- _Stated goal_
Reproduce the listing exactly and skip over any pictures.

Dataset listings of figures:
* START *
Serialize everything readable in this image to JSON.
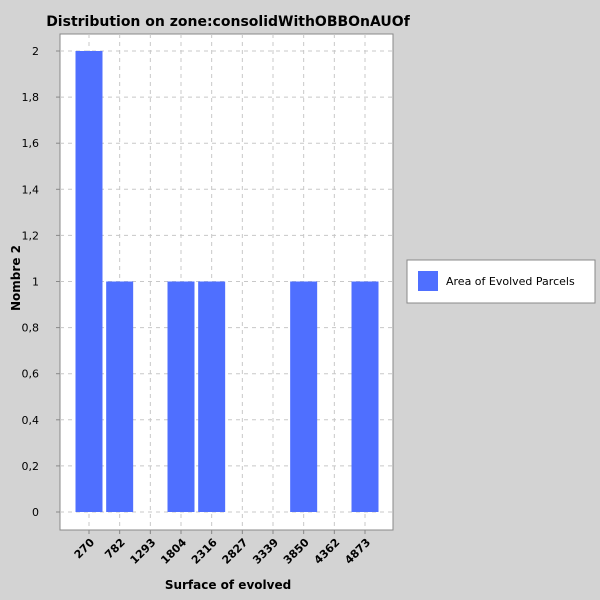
{
  "chart_data": {
    "type": "bar",
    "title": "Distribution on zone:consolidWithOBBOnAUOf",
    "xlabel": "Surface of evolved",
    "ylabel": "Nombre 2",
    "categories": [
      "270",
      "782",
      "1293",
      "1804",
      "2316",
      "2827",
      "3339",
      "3850",
      "4362",
      "4873"
    ],
    "series": [
      {
        "name": "Area of Evolved Parcels",
        "color": "#4f6fff",
        "values": [
          2,
          1,
          0,
          1,
          1,
          0,
          0,
          1,
          0,
          1
        ]
      }
    ],
    "ylim": [
      0,
      2
    ],
    "yticks": [
      "0",
      "0,2",
      "0,4",
      "0,6",
      "0,8",
      "1",
      "1,2",
      "1,4",
      "1,6",
      "1,8",
      "2"
    ],
    "grid": true,
    "legend_position": "right"
  }
}
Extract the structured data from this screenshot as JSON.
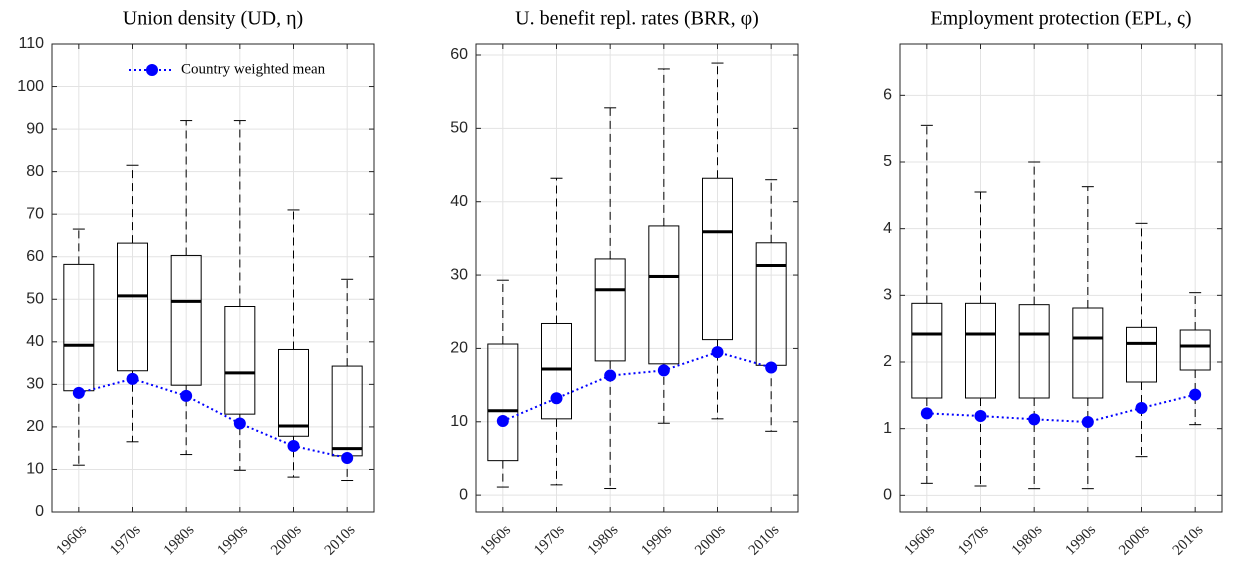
{
  "chart_data": [
    {
      "type": "box",
      "title": "Union density (UD, η)",
      "categories": [
        "1960s",
        "1970s",
        "1980s",
        "1990s",
        "2000s",
        "2010s"
      ],
      "whislo": [
        11,
        16.5,
        13.5,
        9.8,
        8.2,
        7.4
      ],
      "q1": [
        28.5,
        33.2,
        29.8,
        23,
        17.8,
        13.2
      ],
      "med": [
        39.2,
        50.8,
        49.5,
        32.7,
        20.2,
        14.9
      ],
      "q3": [
        58.2,
        63.2,
        60.3,
        48.3,
        38.2,
        34.3
      ],
      "whishi": [
        66.5,
        81.5,
        92,
        92,
        71,
        54.7
      ],
      "box_color": "#000000",
      "series": [
        {
          "name": "Country weighted mean",
          "color": "#0000ff",
          "values": [
            28,
            31.3,
            27.3,
            20.8,
            15.5,
            12.7
          ]
        }
      ],
      "ylim": [
        0,
        110
      ],
      "yticks": [
        0,
        10,
        20,
        30,
        40,
        50,
        60,
        70,
        80,
        90,
        100,
        110
      ],
      "grid": true,
      "legend": "upper right"
    },
    {
      "type": "box",
      "title": "U. benefit repl. rates (BRR, φ)",
      "categories": [
        "1960s",
        "1970s",
        "1980s",
        "1990s",
        "2000s",
        "2010s"
      ],
      "whislo": [
        1.1,
        1.4,
        0.9,
        9.8,
        10.4,
        8.7
      ],
      "q1": [
        4.7,
        10.4,
        18.3,
        17.9,
        21.2,
        17.7
      ],
      "med": [
        11.5,
        17.2,
        28,
        29.8,
        35.9,
        31.3
      ],
      "q3": [
        20.6,
        23.4,
        32.2,
        36.7,
        43.2,
        34.4
      ],
      "whishi": [
        29.3,
        43.2,
        52.8,
        58.1,
        58.9,
        43
      ],
      "box_color": "#000000",
      "series": [
        {
          "color": "#0000ff",
          "values": [
            10.1,
            13.2,
            16.3,
            17,
            19.5,
            17.4
          ]
        }
      ],
      "ylim": [
        -2.3,
        61.5
      ],
      "yticks": [
        0,
        10,
        20,
        30,
        40,
        50,
        60
      ],
      "grid": true
    },
    {
      "type": "box",
      "title": "Employment protection (EPL, ς)",
      "categories": [
        "1960s",
        "1970s",
        "1980s",
        "1990s",
        "2000s",
        "2010s"
      ],
      "whislo": [
        0.18,
        0.14,
        0.1,
        0.1,
        0.58,
        1.06
      ],
      "q1": [
        1.46,
        1.46,
        1.46,
        1.46,
        1.7,
        1.88
      ],
      "med": [
        2.42,
        2.42,
        2.42,
        2.36,
        2.28,
        2.24
      ],
      "q3": [
        2.88,
        2.88,
        2.86,
        2.81,
        2.52,
        2.48
      ],
      "whishi": [
        5.55,
        4.55,
        5,
        4.63,
        4.08,
        3.04
      ],
      "box_color": "#000000",
      "series": [
        {
          "color": "#0000ff",
          "values": [
            1.23,
            1.19,
            1.14,
            1.1,
            1.31,
            1.51
          ]
        }
      ],
      "ylim": [
        -0.25,
        6.77
      ],
      "yticks": [
        0,
        1,
        2,
        3,
        4,
        5,
        6
      ],
      "grid": true
    }
  ]
}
* END *
- _Output of the task_
Serialize everything readable in this image to JSON.
{
  "chart_data": {
    "type": "bar",
    "title": "Distribution on zone:consolidWithOBBOnAUOf",
    "xlabel": "Surface of evolved",
    "ylabel": "Nombre 2",
    "categories": [
      "270",
      "782",
      "1293",
      "1804",
      "2316",
      "2827",
      "3339",
      "3850",
      "4362",
      "4873"
    ],
    "series": [
      {
        "name": "Area of Evolved Parcels",
        "color": "#4f6fff",
        "values": [
          2,
          1,
          0,
          1,
          1,
          0,
          0,
          1,
          0,
          1
        ]
      }
    ],
    "ylim": [
      0,
      2
    ],
    "yticks": [
      "0",
      "0,2",
      "0,4",
      "0,6",
      "0,8",
      "1",
      "1,2",
      "1,4",
      "1,6",
      "1,8",
      "2"
    ],
    "grid": true,
    "legend_position": "right"
  }
}
Extract the structured data from this screenshot as JSON.
{
  "chart_data": [
    {
      "type": "box",
      "title": "Union density (UD, η)",
      "categories": [
        "1960s",
        "1970s",
        "1980s",
        "1990s",
        "2000s",
        "2010s"
      ],
      "whislo": [
        11,
        16.5,
        13.5,
        9.8,
        8.2,
        7.4
      ],
      "q1": [
        28.5,
        33.2,
        29.8,
        23,
        17.8,
        13.2
      ],
      "med": [
        39.2,
        50.8,
        49.5,
        32.7,
        20.2,
        14.9
      ],
      "q3": [
        58.2,
        63.2,
        60.3,
        48.3,
        38.2,
        34.3
      ],
      "whishi": [
        66.5,
        81.5,
        92,
        92,
        71,
        54.7
      ],
      "box_color": "#000000",
      "series": [
        {
          "name": "Country weighted mean",
          "color": "#0000ff",
          "values": [
            28,
            31.3,
            27.3,
            20.8,
            15.5,
            12.7
          ]
        }
      ],
      "ylim": [
        0,
        110
      ],
      "yticks": [
        0,
        10,
        20,
        30,
        40,
        50,
        60,
        70,
        80,
        90,
        100,
        110
      ],
      "grid": true,
      "legend": "upper right"
    },
    {
      "type": "box",
      "title": "U. benefit repl. rates (BRR, φ)",
      "categories": [
        "1960s",
        "1970s",
        "1980s",
        "1990s",
        "2000s",
        "2010s"
      ],
      "whislo": [
        1.1,
        1.4,
        0.9,
        9.8,
        10.4,
        8.7
      ],
      "q1": [
        4.7,
        10.4,
        18.3,
        17.9,
        21.2,
        17.7
      ],
      "med": [
        11.5,
        17.2,
        28,
        29.8,
        35.9,
        31.3
      ],
      "q3": [
        20.6,
        23.4,
        32.2,
        36.7,
        43.2,
        34.4
      ],
      "whishi": [
        29.3,
        43.2,
        52.8,
        58.1,
        58.9,
        43
      ],
      "box_color": "#000000",
      "series": [
        {
          "color": "#0000ff",
          "values": [
            10.1,
            13.2,
            16.3,
            17,
            19.5,
            17.4
          ]
        }
      ],
      "ylim": [
        -2.3,
        61.5
      ],
      "yticks": [
        0,
        10,
        20,
        30,
        40,
        50,
        60
      ],
      "grid": true
    },
    {
      "type": "box",
      "title": "Employment protection (EPL, ς)",
      "categories": [
        "1960s",
        "1970s",
        "1980s",
        "1990s",
        "2000s",
        "2010s"
      ],
      "whislo": [
        0.18,
        0.14,
        0.1,
        0.1,
        0.58,
        1.06
      ],
      "q1": [
        1.46,
        1.46,
        1.46,
        1.46,
        1.7,
        1.88
      ],
      "med": [
        2.42,
        2.42,
        2.42,
        2.36,
        2.28,
        2.24
      ],
      "q3": [
        2.88,
        2.88,
        2.86,
        2.81,
        2.52,
        2.48
      ],
      "whishi": [
        5.55,
        4.55,
        5,
        4.63,
        4.08,
        3.04
      ],
      "box_color": "#000000",
      "series": [
        {
          "color": "#0000ff",
          "values": [
            1.23,
            1.19,
            1.14,
            1.1,
            1.31,
            1.51
          ]
        }
      ],
      "ylim": [
        -0.25,
        6.77
      ],
      "yticks": [
        0,
        1,
        2,
        3,
        4,
        5,
        6
      ],
      "grid": true
    }
  ]
}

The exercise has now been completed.